- **PROBLEM**
Using the listing below, please gather every line containing the word "Week".

- **DATASET EXCERPTS**

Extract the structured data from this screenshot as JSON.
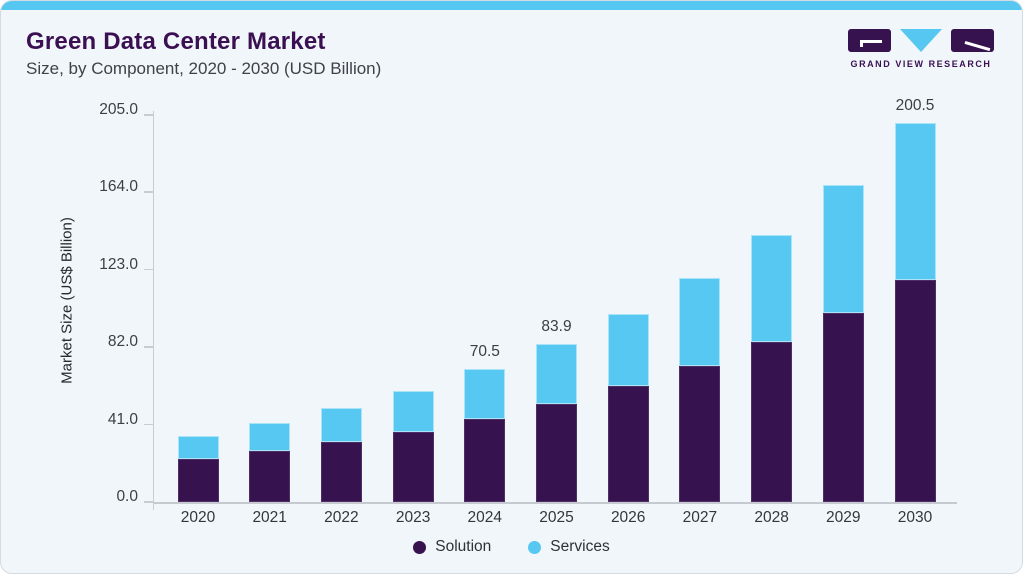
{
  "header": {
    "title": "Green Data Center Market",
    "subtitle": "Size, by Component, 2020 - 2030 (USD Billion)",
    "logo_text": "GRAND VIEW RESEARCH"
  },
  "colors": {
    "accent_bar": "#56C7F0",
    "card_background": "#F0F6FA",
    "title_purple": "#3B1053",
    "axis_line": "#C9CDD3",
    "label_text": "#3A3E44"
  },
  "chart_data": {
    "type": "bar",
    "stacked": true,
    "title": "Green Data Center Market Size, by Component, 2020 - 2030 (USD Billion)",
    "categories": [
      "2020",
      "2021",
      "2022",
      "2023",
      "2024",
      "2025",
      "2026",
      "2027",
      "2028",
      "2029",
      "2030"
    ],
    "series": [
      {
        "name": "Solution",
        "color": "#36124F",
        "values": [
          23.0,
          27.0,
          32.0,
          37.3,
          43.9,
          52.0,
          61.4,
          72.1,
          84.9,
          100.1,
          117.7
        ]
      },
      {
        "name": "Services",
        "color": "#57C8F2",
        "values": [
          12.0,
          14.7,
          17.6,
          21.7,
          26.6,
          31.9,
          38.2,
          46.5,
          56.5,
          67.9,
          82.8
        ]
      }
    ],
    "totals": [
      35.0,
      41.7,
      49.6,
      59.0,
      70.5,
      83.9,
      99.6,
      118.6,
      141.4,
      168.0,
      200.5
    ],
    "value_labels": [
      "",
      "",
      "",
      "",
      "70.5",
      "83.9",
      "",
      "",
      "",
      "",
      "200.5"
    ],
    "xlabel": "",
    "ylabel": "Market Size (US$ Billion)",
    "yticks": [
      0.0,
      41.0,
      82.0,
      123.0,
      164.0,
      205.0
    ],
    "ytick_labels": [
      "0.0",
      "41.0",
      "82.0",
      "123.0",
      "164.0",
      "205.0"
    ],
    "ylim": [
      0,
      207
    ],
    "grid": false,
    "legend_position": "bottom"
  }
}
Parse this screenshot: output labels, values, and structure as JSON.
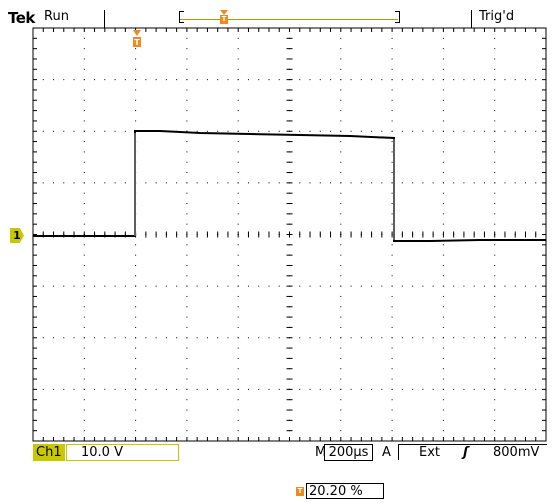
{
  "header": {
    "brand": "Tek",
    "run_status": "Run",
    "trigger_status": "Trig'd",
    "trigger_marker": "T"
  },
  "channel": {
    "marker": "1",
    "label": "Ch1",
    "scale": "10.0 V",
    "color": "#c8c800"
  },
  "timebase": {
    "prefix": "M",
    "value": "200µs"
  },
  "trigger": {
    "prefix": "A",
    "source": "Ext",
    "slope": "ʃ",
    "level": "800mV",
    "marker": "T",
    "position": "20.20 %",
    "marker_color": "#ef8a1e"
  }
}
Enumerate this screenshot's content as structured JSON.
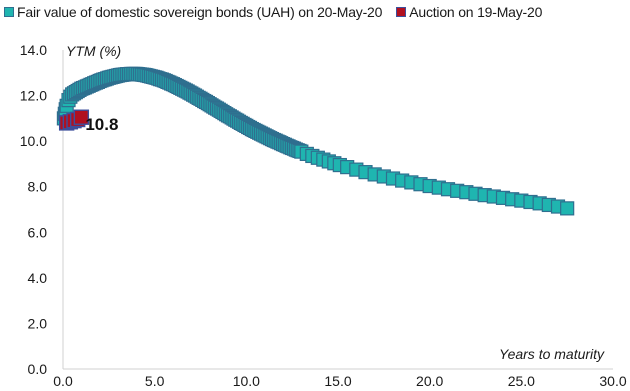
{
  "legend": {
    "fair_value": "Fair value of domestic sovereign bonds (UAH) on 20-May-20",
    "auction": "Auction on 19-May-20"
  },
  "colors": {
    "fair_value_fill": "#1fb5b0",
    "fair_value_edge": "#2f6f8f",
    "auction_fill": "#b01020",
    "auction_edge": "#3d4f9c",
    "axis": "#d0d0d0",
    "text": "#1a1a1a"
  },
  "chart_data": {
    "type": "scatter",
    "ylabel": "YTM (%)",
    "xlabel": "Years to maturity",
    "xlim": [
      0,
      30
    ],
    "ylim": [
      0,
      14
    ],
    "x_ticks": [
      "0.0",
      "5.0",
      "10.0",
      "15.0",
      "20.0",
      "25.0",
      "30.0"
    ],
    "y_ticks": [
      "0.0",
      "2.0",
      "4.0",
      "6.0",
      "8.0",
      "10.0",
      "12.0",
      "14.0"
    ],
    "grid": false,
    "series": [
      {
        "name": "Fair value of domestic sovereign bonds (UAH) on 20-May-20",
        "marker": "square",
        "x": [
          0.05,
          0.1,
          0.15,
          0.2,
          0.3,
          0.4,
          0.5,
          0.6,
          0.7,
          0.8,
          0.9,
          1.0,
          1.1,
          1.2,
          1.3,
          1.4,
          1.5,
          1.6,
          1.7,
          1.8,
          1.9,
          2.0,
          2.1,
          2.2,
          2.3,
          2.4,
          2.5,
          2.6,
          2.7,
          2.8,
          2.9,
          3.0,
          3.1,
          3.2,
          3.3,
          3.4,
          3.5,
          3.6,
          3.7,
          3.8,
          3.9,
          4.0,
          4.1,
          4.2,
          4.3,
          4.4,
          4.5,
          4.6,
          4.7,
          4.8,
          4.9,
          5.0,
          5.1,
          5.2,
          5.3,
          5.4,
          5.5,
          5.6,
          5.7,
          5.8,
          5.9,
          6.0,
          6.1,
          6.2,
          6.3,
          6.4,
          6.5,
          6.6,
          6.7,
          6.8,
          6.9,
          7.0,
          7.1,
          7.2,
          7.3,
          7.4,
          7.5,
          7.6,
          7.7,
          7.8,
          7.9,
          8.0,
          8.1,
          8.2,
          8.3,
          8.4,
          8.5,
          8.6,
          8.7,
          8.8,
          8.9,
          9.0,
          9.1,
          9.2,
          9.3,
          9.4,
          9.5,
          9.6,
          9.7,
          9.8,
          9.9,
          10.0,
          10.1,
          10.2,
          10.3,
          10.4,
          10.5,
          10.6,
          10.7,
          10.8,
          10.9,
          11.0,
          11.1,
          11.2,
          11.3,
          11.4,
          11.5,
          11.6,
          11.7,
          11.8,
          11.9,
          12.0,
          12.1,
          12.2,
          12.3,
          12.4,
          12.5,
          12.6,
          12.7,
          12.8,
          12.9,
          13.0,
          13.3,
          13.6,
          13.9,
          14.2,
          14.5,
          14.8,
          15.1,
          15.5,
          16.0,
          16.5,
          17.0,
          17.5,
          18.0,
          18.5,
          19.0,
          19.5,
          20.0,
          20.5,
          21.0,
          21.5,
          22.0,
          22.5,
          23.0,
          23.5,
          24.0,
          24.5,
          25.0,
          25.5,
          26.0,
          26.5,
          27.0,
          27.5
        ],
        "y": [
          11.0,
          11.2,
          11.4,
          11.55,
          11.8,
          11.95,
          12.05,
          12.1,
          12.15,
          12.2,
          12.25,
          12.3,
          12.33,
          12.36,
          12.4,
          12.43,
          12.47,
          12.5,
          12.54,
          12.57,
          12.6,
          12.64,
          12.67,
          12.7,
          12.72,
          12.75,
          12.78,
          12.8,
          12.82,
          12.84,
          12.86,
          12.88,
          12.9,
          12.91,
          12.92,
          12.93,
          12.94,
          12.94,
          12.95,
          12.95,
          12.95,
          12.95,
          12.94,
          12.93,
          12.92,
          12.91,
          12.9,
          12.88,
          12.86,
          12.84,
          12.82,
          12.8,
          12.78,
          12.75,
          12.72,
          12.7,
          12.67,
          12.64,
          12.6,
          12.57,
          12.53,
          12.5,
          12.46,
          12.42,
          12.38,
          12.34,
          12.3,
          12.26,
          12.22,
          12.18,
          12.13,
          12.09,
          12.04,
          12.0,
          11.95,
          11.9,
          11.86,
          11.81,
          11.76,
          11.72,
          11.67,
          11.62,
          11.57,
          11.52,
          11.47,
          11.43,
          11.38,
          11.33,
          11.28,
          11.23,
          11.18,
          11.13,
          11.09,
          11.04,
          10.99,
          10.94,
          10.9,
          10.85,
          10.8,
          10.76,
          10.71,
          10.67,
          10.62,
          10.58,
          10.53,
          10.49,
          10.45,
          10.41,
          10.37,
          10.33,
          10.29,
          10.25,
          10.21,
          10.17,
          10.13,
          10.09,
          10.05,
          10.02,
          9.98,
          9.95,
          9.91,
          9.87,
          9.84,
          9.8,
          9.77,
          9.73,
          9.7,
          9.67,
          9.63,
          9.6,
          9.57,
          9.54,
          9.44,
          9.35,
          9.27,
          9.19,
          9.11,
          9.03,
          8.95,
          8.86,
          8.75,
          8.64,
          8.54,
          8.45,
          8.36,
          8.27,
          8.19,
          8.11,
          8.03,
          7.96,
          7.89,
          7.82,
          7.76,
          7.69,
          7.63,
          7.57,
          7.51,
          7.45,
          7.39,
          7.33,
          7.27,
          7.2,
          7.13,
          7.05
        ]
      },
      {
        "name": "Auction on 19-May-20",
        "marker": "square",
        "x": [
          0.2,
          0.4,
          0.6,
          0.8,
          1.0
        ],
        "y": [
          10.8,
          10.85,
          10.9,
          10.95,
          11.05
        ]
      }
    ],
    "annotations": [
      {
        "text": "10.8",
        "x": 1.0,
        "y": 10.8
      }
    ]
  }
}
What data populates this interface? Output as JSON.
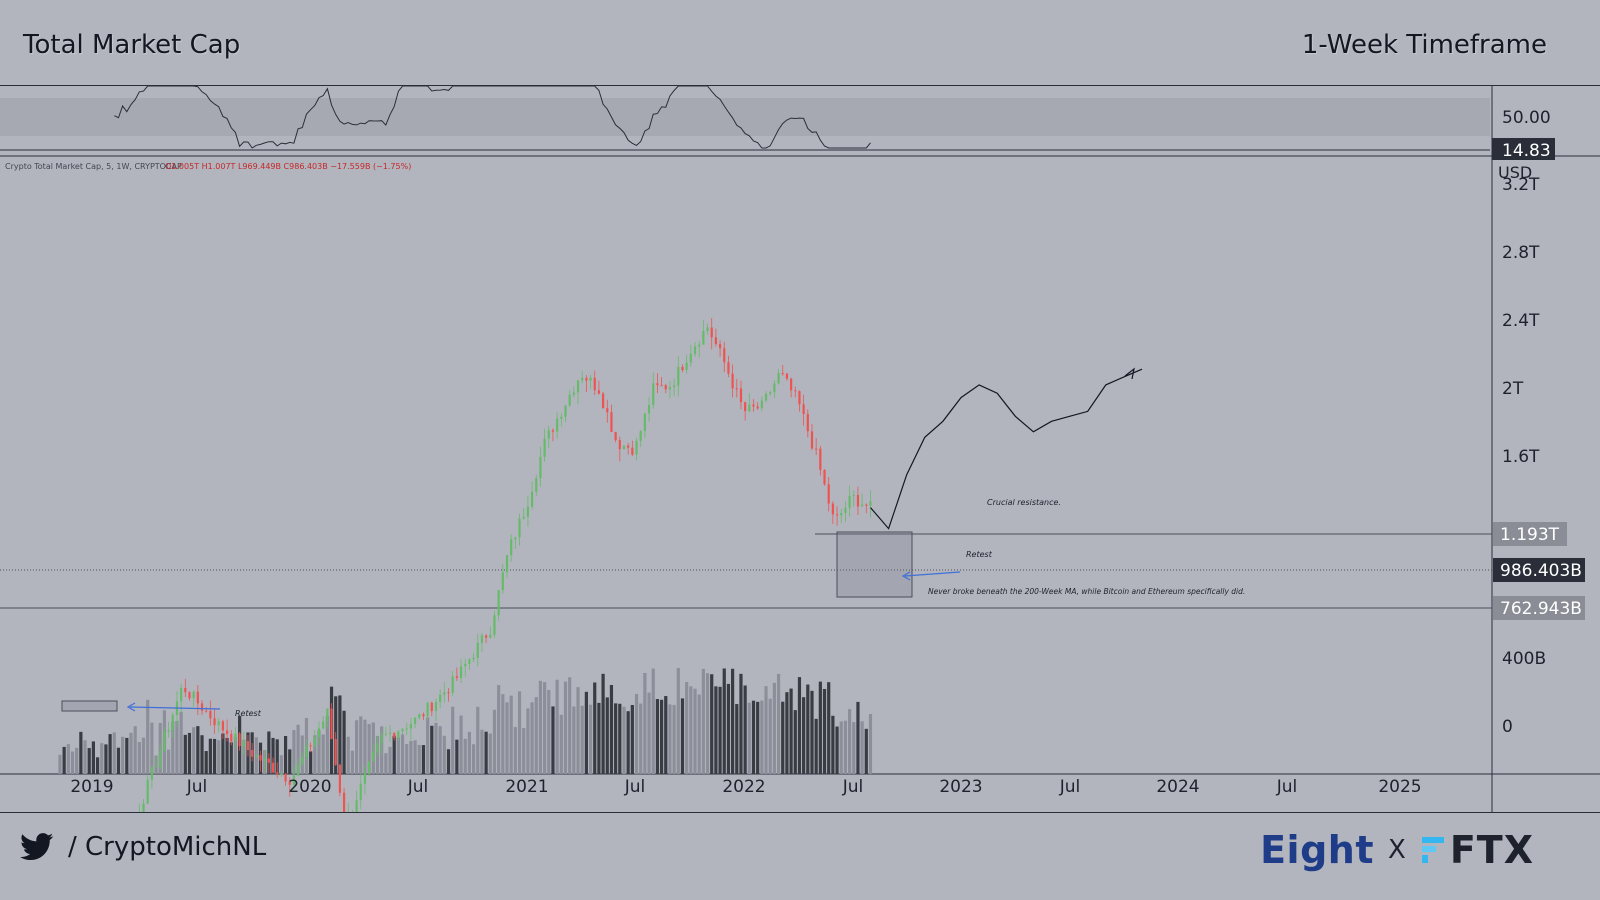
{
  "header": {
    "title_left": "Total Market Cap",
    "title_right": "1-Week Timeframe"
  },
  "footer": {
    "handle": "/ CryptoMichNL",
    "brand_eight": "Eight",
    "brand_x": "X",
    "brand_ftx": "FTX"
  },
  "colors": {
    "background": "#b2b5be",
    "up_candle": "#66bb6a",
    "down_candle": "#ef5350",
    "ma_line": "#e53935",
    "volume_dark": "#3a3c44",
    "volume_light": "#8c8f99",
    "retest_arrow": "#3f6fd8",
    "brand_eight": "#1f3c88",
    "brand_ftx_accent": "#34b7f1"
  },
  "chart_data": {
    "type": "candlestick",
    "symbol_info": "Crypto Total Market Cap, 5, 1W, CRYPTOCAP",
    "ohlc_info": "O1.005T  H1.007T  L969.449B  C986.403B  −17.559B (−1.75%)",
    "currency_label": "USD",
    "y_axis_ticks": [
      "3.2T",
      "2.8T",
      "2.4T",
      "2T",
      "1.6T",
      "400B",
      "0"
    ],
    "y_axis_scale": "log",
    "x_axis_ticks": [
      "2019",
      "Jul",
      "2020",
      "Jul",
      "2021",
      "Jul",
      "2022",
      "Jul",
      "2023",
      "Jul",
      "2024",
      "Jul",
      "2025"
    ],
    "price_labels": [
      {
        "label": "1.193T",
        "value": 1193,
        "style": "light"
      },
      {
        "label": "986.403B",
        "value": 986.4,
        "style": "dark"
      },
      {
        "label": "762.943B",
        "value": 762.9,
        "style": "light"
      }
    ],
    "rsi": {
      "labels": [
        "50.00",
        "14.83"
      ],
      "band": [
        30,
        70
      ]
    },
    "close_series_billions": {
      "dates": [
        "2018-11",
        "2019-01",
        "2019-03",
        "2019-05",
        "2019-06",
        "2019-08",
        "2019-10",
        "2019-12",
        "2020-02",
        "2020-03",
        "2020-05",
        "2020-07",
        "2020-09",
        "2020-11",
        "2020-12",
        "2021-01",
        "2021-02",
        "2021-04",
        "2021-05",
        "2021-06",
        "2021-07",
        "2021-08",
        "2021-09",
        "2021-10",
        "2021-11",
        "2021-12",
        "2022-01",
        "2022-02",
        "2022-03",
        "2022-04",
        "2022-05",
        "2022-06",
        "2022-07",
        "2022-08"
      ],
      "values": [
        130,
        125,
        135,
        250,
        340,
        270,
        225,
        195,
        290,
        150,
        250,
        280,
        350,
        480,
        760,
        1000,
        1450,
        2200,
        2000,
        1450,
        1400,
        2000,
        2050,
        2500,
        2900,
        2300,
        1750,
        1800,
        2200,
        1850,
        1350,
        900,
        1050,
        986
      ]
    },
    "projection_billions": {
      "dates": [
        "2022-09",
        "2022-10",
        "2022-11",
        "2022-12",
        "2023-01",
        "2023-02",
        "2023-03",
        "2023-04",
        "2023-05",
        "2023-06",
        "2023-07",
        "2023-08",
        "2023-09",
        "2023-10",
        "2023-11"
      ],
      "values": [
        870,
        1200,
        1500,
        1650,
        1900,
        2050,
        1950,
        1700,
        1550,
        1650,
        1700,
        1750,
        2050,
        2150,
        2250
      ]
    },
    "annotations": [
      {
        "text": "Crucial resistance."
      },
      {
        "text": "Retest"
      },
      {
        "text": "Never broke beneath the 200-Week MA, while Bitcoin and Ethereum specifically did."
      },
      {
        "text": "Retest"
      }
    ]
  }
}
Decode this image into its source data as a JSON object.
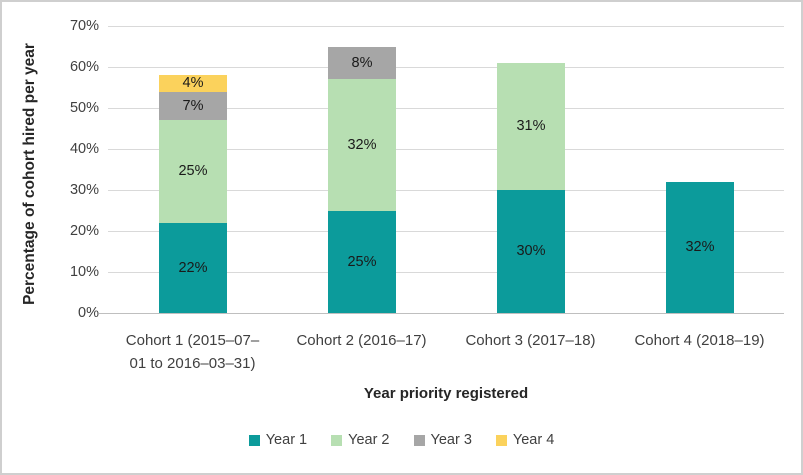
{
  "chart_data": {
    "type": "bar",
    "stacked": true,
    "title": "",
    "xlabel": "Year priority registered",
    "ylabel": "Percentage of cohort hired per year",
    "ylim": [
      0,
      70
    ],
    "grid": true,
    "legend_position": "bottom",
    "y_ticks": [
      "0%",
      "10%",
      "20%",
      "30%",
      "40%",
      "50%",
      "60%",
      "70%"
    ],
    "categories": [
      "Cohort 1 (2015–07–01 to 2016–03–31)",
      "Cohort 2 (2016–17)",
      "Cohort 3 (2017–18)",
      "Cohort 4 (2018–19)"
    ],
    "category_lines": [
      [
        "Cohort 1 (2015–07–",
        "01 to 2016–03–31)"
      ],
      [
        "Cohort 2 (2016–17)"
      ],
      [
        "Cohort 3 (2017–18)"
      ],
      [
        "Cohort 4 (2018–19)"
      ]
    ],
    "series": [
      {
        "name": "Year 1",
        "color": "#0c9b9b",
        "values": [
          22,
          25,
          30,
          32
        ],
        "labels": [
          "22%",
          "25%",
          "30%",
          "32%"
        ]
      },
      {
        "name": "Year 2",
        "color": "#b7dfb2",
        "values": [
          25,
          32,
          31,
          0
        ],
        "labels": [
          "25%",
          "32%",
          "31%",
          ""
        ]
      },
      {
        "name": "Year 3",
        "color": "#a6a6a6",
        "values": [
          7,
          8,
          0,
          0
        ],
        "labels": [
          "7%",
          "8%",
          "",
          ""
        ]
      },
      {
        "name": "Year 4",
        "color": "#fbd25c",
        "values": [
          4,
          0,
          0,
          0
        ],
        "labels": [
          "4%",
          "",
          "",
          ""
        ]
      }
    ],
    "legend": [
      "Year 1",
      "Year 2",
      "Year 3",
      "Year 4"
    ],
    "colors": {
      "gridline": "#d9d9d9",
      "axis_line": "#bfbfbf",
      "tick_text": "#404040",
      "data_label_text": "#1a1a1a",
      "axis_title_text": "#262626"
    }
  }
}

- **RESPONSE TO THE TASK**
    "title_right": "1-Week Timeframe"
        "text": "Never broke beneath the 200-Week MA, while Bitcoin and Ethereum specifically did."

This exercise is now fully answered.